━━ RECORDED DATA

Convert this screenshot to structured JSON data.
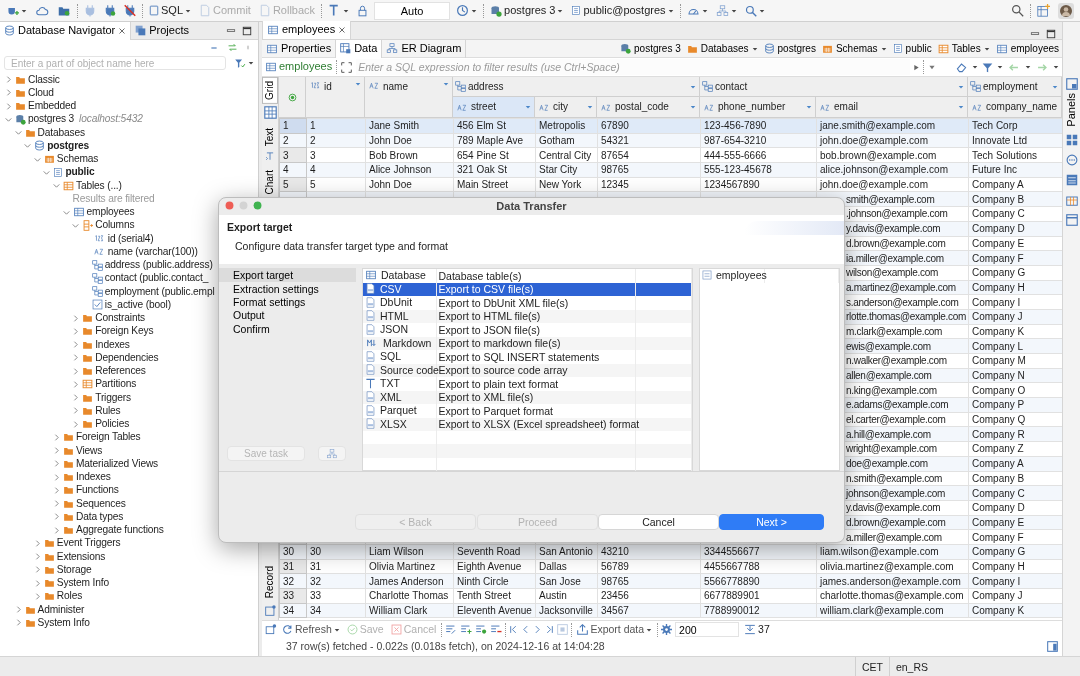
{
  "toolbar": {
    "buttons": [
      {
        "label": "SQL",
        "disabled": false
      },
      {
        "label": "Commit",
        "disabled": true
      },
      {
        "label": "Rollback",
        "disabled": true
      }
    ],
    "mode": "Auto",
    "connection": "postgres 3",
    "schema": "public@postgres"
  },
  "navigator": {
    "tabs": [
      {
        "label": "Database Navigator",
        "selected": true
      },
      {
        "label": "Projects",
        "selected": false
      }
    ],
    "search": {
      "placeholder": "Enter a part of object name here"
    },
    "tree": [
      {
        "label": "Classic",
        "kind": "folder",
        "expanded": false
      },
      {
        "label": "Cloud",
        "kind": "folder",
        "expanded": false
      },
      {
        "label": "Embedded",
        "kind": "folder",
        "expanded": false
      },
      {
        "label": "postgres 3",
        "note": "localhost:5432",
        "kind": "connection",
        "expanded": true,
        "children": [
          {
            "label": "Databases",
            "kind": "folder",
            "expanded": true,
            "children": [
              {
                "label": "postgres",
                "kind": "database",
                "bold": true,
                "expanded": true,
                "children": [
                  {
                    "label": "Schemas",
                    "kind": "schemas",
                    "expanded": true,
                    "children": [
                      {
                        "label": "public",
                        "kind": "schema",
                        "bold": true,
                        "expanded": true,
                        "children": [
                          {
                            "label": "Tables (...)",
                            "kind": "tables",
                            "expanded": true,
                            "children": [
                              {
                                "label": "Results are filtered",
                                "kind": "info"
                              },
                              {
                                "label": "employees",
                                "kind": "table",
                                "expanded": true,
                                "children": [
                                  {
                                    "label": "Columns",
                                    "kind": "columns",
                                    "expanded": true,
                                    "children": [
                                      {
                                        "label": "id (serial4)",
                                        "kind": "number"
                                      },
                                      {
                                        "label": "name (varchar(100))",
                                        "kind": "text"
                                      },
                                      {
                                        "label": "address (public.address)",
                                        "kind": "struct"
                                      },
                                      {
                                        "label": "contact (public.contact_",
                                        "kind": "struct"
                                      },
                                      {
                                        "label": "employment (public.empl",
                                        "kind": "struct"
                                      },
                                      {
                                        "label": "is_active (bool)",
                                        "kind": "bool"
                                      }
                                    ]
                                  },
                                  {
                                    "label": "Constraints",
                                    "kind": "folder",
                                    "expanded": false
                                  },
                                  {
                                    "label": "Foreign Keys",
                                    "kind": "folder",
                                    "expanded": false
                                  },
                                  {
                                    "label": "Indexes",
                                    "kind": "folder",
                                    "expanded": false
                                  },
                                  {
                                    "label": "Dependencies",
                                    "kind": "folder",
                                    "expanded": false
                                  },
                                  {
                                    "label": "References",
                                    "kind": "folder",
                                    "expanded": false
                                  },
                                  {
                                    "label": "Partitions",
                                    "kind": "tables",
                                    "expanded": false
                                  },
                                  {
                                    "label": "Triggers",
                                    "kind": "folder",
                                    "expanded": false
                                  },
                                  {
                                    "label": "Rules",
                                    "kind": "folder",
                                    "expanded": false
                                  },
                                  {
                                    "label": "Policies",
                                    "kind": "folder",
                                    "expanded": false
                                  }
                                ]
                              }
                            ]
                          },
                          {
                            "label": "Foreign Tables",
                            "kind": "folder",
                            "expanded": false
                          },
                          {
                            "label": "Views",
                            "kind": "folder",
                            "expanded": false
                          },
                          {
                            "label": "Materialized Views",
                            "kind": "folder",
                            "expanded": false
                          },
                          {
                            "label": "Indexes",
                            "kind": "folder",
                            "expanded": false
                          },
                          {
                            "label": "Functions",
                            "kind": "folder",
                            "expanded": false
                          },
                          {
                            "label": "Sequences",
                            "kind": "folder",
                            "expanded": false
                          },
                          {
                            "label": "Data types",
                            "kind": "folder",
                            "expanded": false
                          },
                          {
                            "label": "Aggregate functions",
                            "kind": "folder",
                            "expanded": false
                          }
                        ]
                      }
                    ]
                  },
                  {
                    "label": "Event Triggers",
                    "kind": "folder",
                    "expanded": false
                  },
                  {
                    "label": "Extensions",
                    "kind": "folder",
                    "expanded": false
                  },
                  {
                    "label": "Storage",
                    "kind": "folder",
                    "expanded": false
                  },
                  {
                    "label": "System Info",
                    "kind": "folder",
                    "expanded": false
                  },
                  {
                    "label": "Roles",
                    "kind": "folder",
                    "expanded": false
                  }
                ]
              }
            ]
          },
          {
            "label": "Administer",
            "kind": "folder",
            "expanded": false
          },
          {
            "label": "System Info",
            "kind": "folder",
            "expanded": false
          }
        ]
      }
    ]
  },
  "editor": {
    "tab": "employees",
    "subtabs": [
      {
        "label": "Properties",
        "selected": false
      },
      {
        "label": "Data",
        "selected": true
      },
      {
        "label": "ER Diagram",
        "selected": false
      }
    ],
    "breadcrumb": [
      {
        "label": "postgres 3",
        "dropdown": false
      },
      {
        "label": "Databases",
        "dropdown": true
      },
      {
        "label": "postgres",
        "dropdown": false
      },
      {
        "label": "Schemas",
        "dropdown": true
      },
      {
        "label": "public",
        "dropdown": false
      },
      {
        "label": "Tables",
        "dropdown": true
      },
      {
        "label": "employees",
        "dropdown": false
      }
    ],
    "filter": {
      "table": "employees",
      "placeholder": "Enter a SQL expression to filter results (use Ctrl+Space)"
    },
    "views": [
      {
        "label": "Grid",
        "selected": true
      },
      {
        "label": "Text",
        "selected": false
      },
      {
        "label": "Chart",
        "selected": false
      },
      {
        "label": "Record",
        "selected": false
      }
    ],
    "grid": {
      "column_groups": [
        {
          "label": "address",
          "kind": "struct"
        },
        {
          "label": "contact",
          "kind": "struct"
        },
        {
          "label": "employment",
          "kind": "struct"
        }
      ],
      "columns": [
        {
          "label": "id",
          "kind": "number",
          "grouped": false,
          "selected": false
        },
        {
          "label": "name",
          "kind": "text",
          "grouped": false,
          "selected": false
        },
        {
          "label": "street",
          "kind": "text",
          "grouped": true,
          "group_start": true,
          "selected": true
        },
        {
          "label": "city",
          "kind": "text",
          "grouped": true,
          "group_start": false,
          "selected": false
        },
        {
          "label": "postal_code",
          "kind": "text",
          "grouped": true,
          "group_start": false,
          "selected": false
        },
        {
          "label": "phone_number",
          "kind": "text",
          "grouped": true,
          "group_start": true,
          "selected": false
        },
        {
          "label": "email",
          "kind": "text",
          "grouped": true,
          "group_start": false,
          "selected": false
        },
        {
          "label": "company_name",
          "kind": "text",
          "grouped": true,
          "group_start": true,
          "selected": false
        }
      ],
      "rows": [
        {
          "kind": "full",
          "number": "1",
          "selected": true,
          "cells": [
            "1",
            "Jane Smith",
            "456 Elm St",
            "Metropolis",
            "67890",
            "123-456-7890",
            "jane.smith@example.com",
            "Tech Corp"
          ]
        },
        {
          "kind": "full",
          "number": "2",
          "selected": false,
          "cells": [
            "2",
            "John Doe",
            "789 Maple Ave",
            "Gotham",
            "54321",
            "987-654-3210",
            "john.doe@example.com",
            "Innovate Ltd"
          ]
        },
        {
          "kind": "full",
          "number": "3",
          "selected": false,
          "cells": [
            "3",
            "Bob Brown",
            "654 Pine St",
            "Central City",
            "87654",
            "444-555-6666",
            "bob.brown@example.com",
            "Tech Solutions"
          ]
        },
        {
          "kind": "full",
          "number": "4",
          "selected": false,
          "cells": [
            "4",
            "Alice Johnson",
            "321 Oak St",
            "Star City",
            "98765",
            "555-123-45678",
            "alice.johnson@example.com",
            "Future Inc"
          ]
        },
        {
          "kind": "full",
          "number": "5",
          "selected": false,
          "cells": [
            "5",
            "John Doe",
            "Main Street",
            "New York",
            "12345",
            "1234567890",
            "john.doe@example.com",
            "Company A"
          ]
        },
        {
          "kind": "covered",
          "cells": [
            "smith@example.com",
            "Company B"
          ]
        },
        {
          "kind": "covered",
          "cells": [
            ".johnson@example.com",
            "Company C"
          ]
        },
        {
          "kind": "covered",
          "cells": [
            "y.davis@example.com",
            "Company D"
          ]
        },
        {
          "kind": "covered",
          "cells": [
            "d.brown@example.com",
            "Company E"
          ]
        },
        {
          "kind": "covered",
          "cells": [
            "ia.miller@example.com",
            "Company F"
          ]
        },
        {
          "kind": "covered",
          "cells": [
            "wilson@example.com",
            "Company G"
          ]
        },
        {
          "kind": "covered",
          "cells": [
            "a.martinez@example.com",
            "Company H"
          ]
        },
        {
          "kind": "covered",
          "cells": [
            "s.anderson@example.com",
            "Company I"
          ]
        },
        {
          "kind": "covered",
          "cells": [
            "rlotte.thomas@example.com",
            "Company J"
          ]
        },
        {
          "kind": "covered",
          "cells": [
            "m.clark@example.com",
            "Company K"
          ]
        },
        {
          "kind": "covered",
          "cells": [
            "ewis@example.com",
            "Company L"
          ]
        },
        {
          "kind": "covered",
          "cells": [
            "n.walker@example.com",
            "Company M"
          ]
        },
        {
          "kind": "covered",
          "cells": [
            "allen@example.com",
            "Company N"
          ]
        },
        {
          "kind": "covered",
          "cells": [
            "n.king@example.com",
            "Company O"
          ]
        },
        {
          "kind": "covered",
          "cells": [
            "e.adams@example.com",
            "Company P"
          ]
        },
        {
          "kind": "covered",
          "cells": [
            "el.carter@example.com",
            "Company Q"
          ]
        },
        {
          "kind": "covered",
          "cells": [
            "a.hill@example.com",
            "Company R"
          ]
        },
        {
          "kind": "covered",
          "cells": [
            "wright@example.com",
            "Company Z"
          ]
        },
        {
          "kind": "covered",
          "cells": [
            "doe@example.com",
            "Company A"
          ]
        },
        {
          "kind": "covered",
          "cells": [
            "n.smith@example.com",
            "Company B"
          ]
        },
        {
          "kind": "covered",
          "cells": [
            "johnson@example.com",
            "Company C"
          ]
        },
        {
          "kind": "covered",
          "cells": [
            "y.davis@example.com",
            "Company D"
          ]
        },
        {
          "kind": "covered",
          "cells": [
            "d.brown@example.com",
            "Company E"
          ]
        },
        {
          "kind": "covered",
          "cells": [
            "a.miller@example.com",
            "Company F"
          ]
        },
        {
          "kind": "full",
          "number": "30",
          "selected": false,
          "cells": [
            "30",
            "Liam Wilson",
            "Seventh Road",
            "San Antonio",
            "43210",
            "3344556677",
            "liam.wilson@example.com",
            "Company G"
          ]
        },
        {
          "kind": "full",
          "number": "31",
          "selected": false,
          "cells": [
            "31",
            "Olivia Martinez",
            "Eighth Avenue",
            "Dallas",
            "56789",
            "4455667788",
            "olivia.martinez@example.com",
            "Company H"
          ]
        },
        {
          "kind": "full",
          "number": "32",
          "selected": false,
          "cells": [
            "32",
            "James Anderson",
            "Ninth Circle",
            "San Jose",
            "98765",
            "5566778890",
            "james.anderson@example.com",
            "Company I"
          ]
        },
        {
          "kind": "full",
          "number": "33",
          "selected": false,
          "cells": [
            "33",
            "Charlotte Thomas",
            "Tenth Street",
            "Austin",
            "23456",
            "6677889901",
            "charlotte.thomas@example.com",
            "Company J"
          ]
        },
        {
          "kind": "full",
          "number": "34",
          "selected": false,
          "cells": [
            "34",
            "William Clark",
            "Eleventh Avenue",
            "Jacksonville",
            "34567",
            "7788990012",
            "william.clark@example.com",
            "Company K"
          ]
        }
      ]
    },
    "results_toolbar": {
      "refresh": "Refresh",
      "save": {
        "label": "Save",
        "disabled": true
      },
      "cancel": {
        "label": "Cancel",
        "disabled": true
      },
      "export": "Export data",
      "fetch_size": "200",
      "row_count": "37"
    },
    "status": "37 row(s) fetched - 0.022s (0.018s fetch), on 2024-12-16 at 14:04:28"
  },
  "right_panel": {
    "label": "Panels"
  },
  "status_bar": {
    "timezone": "CET",
    "locale": "en_RS"
  },
  "dialog": {
    "title": "Data Transfer",
    "heading": "Export target",
    "subtitle": "Configure data transfer target type and format",
    "steps": [
      {
        "label": "Export target",
        "selected": true
      },
      {
        "label": "Extraction settings",
        "selected": false
      },
      {
        "label": "Format settings",
        "selected": false
      },
      {
        "label": "Output",
        "selected": false
      },
      {
        "label": "Confirm",
        "selected": false
      }
    ],
    "save_task": {
      "label": "Save task",
      "disabled": true
    },
    "formats": [
      {
        "name": "Database",
        "description": "Database table(s)",
        "kind": "database",
        "selected": false
      },
      {
        "name": "CSV",
        "description": "Export to CSV file(s)",
        "kind": "file",
        "selected": true
      },
      {
        "name": "DbUnit",
        "description": "Export to DbUnit XML file(s)",
        "kind": "file",
        "selected": false
      },
      {
        "name": "HTML",
        "description": "Export to HTML file(s)",
        "kind": "file",
        "selected": false
      },
      {
        "name": "JSON",
        "description": "Export to JSON file(s)",
        "kind": "file",
        "selected": false
      },
      {
        "name": "Markdown",
        "description": "Export to markdown file(s)",
        "kind": "markdown",
        "selected": false
      },
      {
        "name": "SQL",
        "description": "Export to SQL INSERT statements",
        "kind": "file",
        "selected": false
      },
      {
        "name": "Source code",
        "description": "Export to source code array",
        "kind": "file",
        "selected": false
      },
      {
        "name": "TXT",
        "description": "Export to plain text format",
        "kind": "text",
        "selected": false
      },
      {
        "name": "XML",
        "description": "Export to XML file(s)",
        "kind": "file",
        "selected": false
      },
      {
        "name": "Parquet",
        "description": "Export to Parquet format",
        "kind": "file",
        "selected": false
      },
      {
        "name": "XLSX",
        "description": "Export to XLSX (Excel spreadsheet) format",
        "kind": "file",
        "selected": false
      }
    ],
    "sources": [
      "employees"
    ],
    "buttons": [
      {
        "label": "< Back",
        "kind": "plain",
        "disabled": true
      },
      {
        "label": "Proceed",
        "kind": "plain",
        "disabled": true
      },
      {
        "label": "Cancel",
        "kind": "plain",
        "disabled": false
      },
      {
        "label": "Next >",
        "kind": "primary",
        "disabled": false
      }
    ]
  }
}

━━━━

** JOB **
Look through the entries above and list every line containing "Enter".

** RESULT FOR THIS EXERCISE **
      "placeholder": "Enter a part of object name here"
      "placeholder": "Enter a SQL expression to filter results (use Ctrl+Space)"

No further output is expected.